_EXERCISE DIRECTIONS_
Go through the material below and copy each line where the word "Encapsulation" appears.

Start of DATA EXTRACT

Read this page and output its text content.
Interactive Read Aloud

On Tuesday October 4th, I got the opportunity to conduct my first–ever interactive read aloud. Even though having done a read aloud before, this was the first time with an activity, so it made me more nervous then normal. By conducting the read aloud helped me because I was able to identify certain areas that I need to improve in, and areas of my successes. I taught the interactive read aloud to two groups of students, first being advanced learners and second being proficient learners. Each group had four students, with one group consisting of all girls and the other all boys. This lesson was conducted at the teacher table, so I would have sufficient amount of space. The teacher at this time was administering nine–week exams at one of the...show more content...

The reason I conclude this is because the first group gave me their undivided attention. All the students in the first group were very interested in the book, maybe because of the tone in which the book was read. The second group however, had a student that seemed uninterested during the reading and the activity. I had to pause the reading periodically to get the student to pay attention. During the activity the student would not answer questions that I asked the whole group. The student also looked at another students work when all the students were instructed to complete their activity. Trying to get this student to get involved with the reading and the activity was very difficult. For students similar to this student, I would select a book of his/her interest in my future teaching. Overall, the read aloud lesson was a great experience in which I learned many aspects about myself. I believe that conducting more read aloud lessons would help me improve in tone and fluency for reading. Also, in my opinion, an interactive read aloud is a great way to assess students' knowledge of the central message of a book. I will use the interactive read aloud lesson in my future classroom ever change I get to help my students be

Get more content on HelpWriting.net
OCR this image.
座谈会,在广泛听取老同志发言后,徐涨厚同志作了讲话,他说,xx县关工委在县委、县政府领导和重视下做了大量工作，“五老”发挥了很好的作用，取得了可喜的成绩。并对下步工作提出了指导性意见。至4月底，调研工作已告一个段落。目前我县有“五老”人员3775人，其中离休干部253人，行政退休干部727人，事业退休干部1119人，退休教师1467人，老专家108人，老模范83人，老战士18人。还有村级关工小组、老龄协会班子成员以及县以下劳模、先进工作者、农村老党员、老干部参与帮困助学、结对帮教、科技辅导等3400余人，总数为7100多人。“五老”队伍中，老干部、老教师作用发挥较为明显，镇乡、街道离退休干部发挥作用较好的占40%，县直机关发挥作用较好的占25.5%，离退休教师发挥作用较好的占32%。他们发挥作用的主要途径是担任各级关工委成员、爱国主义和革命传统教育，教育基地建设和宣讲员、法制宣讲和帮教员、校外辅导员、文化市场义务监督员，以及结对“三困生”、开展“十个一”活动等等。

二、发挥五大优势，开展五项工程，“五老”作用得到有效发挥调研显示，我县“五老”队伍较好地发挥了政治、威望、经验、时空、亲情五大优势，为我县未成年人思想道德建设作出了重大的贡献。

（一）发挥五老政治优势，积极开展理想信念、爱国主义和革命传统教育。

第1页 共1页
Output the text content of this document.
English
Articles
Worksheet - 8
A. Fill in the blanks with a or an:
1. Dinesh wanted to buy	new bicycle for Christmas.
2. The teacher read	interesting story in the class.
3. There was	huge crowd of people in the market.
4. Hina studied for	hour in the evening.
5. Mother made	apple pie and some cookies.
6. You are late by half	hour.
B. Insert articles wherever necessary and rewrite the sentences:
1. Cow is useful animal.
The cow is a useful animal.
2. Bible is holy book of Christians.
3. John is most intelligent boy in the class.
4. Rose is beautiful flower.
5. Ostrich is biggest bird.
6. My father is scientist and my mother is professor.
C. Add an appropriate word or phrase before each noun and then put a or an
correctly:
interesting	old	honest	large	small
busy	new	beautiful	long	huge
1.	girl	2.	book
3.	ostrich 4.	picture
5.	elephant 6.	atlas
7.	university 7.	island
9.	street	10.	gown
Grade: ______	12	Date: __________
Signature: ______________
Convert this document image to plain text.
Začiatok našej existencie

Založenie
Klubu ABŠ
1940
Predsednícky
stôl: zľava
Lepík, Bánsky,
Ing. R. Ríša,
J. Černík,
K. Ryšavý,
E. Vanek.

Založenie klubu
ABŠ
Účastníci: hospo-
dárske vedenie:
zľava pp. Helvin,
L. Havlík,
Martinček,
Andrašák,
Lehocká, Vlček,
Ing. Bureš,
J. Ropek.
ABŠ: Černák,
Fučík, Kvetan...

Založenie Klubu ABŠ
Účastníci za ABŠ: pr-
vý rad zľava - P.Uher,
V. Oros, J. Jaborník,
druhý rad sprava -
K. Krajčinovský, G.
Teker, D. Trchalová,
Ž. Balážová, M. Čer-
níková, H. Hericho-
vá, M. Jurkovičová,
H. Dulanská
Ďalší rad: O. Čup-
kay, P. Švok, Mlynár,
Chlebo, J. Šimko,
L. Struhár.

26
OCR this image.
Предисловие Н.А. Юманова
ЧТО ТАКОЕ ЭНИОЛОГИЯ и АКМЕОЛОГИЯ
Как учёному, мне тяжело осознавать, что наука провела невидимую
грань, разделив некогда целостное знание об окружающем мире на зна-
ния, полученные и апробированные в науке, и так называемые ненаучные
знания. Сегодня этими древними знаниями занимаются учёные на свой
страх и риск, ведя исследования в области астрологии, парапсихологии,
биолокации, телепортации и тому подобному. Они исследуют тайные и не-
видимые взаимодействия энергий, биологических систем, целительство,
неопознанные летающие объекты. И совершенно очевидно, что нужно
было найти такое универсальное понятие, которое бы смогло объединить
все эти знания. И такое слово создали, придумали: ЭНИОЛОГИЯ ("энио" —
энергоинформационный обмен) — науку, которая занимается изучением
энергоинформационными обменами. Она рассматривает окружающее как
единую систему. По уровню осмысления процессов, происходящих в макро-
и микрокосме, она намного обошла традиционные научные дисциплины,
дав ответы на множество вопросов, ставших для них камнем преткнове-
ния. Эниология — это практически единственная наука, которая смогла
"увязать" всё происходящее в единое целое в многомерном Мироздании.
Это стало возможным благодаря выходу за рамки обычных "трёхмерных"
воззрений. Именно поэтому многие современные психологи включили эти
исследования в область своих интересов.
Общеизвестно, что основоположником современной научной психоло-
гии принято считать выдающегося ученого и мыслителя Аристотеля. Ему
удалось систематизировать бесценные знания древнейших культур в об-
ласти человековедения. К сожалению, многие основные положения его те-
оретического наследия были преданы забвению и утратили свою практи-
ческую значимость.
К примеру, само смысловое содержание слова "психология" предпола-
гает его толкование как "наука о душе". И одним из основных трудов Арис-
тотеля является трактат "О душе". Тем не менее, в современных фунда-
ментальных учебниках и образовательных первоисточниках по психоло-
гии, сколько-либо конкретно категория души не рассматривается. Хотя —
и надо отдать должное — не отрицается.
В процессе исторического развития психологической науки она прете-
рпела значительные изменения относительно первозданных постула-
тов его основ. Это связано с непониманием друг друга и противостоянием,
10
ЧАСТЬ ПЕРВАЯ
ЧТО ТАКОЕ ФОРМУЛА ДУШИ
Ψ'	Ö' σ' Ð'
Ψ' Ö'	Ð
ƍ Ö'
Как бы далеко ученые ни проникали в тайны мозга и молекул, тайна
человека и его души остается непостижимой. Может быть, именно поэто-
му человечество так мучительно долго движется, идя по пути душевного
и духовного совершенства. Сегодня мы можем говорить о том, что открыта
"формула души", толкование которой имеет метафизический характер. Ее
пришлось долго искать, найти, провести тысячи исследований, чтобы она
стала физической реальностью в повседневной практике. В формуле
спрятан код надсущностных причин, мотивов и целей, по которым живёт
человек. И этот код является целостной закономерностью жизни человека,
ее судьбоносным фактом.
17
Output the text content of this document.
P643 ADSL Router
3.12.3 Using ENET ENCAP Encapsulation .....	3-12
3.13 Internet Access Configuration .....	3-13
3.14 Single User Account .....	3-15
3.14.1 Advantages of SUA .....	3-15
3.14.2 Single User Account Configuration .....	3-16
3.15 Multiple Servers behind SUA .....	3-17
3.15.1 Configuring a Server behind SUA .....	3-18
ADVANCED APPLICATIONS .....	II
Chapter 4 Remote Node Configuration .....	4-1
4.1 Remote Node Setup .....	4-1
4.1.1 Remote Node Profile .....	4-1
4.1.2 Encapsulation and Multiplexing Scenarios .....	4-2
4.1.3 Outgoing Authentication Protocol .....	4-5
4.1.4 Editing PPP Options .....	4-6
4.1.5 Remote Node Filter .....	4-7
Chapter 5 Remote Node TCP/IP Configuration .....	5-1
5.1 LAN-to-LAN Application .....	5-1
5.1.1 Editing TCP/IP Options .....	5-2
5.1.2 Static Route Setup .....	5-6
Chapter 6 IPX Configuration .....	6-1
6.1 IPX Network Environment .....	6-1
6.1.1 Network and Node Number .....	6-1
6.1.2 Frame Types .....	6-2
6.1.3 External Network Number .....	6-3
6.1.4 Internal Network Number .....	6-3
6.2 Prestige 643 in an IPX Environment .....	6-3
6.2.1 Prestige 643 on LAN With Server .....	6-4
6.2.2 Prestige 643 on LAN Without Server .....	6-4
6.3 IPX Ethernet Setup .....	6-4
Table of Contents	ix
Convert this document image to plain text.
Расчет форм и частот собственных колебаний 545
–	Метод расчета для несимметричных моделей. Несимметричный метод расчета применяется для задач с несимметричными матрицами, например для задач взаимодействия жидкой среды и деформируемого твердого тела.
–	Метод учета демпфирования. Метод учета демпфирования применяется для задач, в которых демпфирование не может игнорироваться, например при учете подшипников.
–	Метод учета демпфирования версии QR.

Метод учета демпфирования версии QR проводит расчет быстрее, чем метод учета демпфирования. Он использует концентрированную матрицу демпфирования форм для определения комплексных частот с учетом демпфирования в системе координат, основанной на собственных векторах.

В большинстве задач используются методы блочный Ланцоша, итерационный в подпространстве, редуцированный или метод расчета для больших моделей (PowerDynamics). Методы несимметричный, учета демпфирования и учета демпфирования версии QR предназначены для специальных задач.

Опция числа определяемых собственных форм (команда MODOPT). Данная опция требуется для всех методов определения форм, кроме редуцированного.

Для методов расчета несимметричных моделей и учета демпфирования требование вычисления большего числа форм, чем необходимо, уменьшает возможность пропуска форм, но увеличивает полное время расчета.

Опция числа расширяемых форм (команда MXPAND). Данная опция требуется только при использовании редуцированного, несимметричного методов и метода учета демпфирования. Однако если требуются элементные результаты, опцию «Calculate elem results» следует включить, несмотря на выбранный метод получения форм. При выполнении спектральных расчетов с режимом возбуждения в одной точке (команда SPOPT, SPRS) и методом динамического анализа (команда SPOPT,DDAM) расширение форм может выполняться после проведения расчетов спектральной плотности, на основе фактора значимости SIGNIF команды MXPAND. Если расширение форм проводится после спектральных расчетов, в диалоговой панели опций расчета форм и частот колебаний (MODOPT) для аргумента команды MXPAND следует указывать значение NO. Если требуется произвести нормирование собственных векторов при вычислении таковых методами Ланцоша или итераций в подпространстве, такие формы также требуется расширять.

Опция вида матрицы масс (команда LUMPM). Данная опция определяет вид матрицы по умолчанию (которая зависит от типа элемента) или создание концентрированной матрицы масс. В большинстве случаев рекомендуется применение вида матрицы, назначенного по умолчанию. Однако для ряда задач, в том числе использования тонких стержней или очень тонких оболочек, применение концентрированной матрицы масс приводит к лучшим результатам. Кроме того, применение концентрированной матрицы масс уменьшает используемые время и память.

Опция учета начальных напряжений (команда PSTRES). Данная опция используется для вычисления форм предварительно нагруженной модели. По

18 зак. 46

End of DATA EXTRACT

_ANSWER FOR THIS EXERCISE_
3.12.3 Using ENET ENCAP Encapsulation .....	3-12
4.1.2 Encapsulation and Multiplexing Scenarios .....	4-2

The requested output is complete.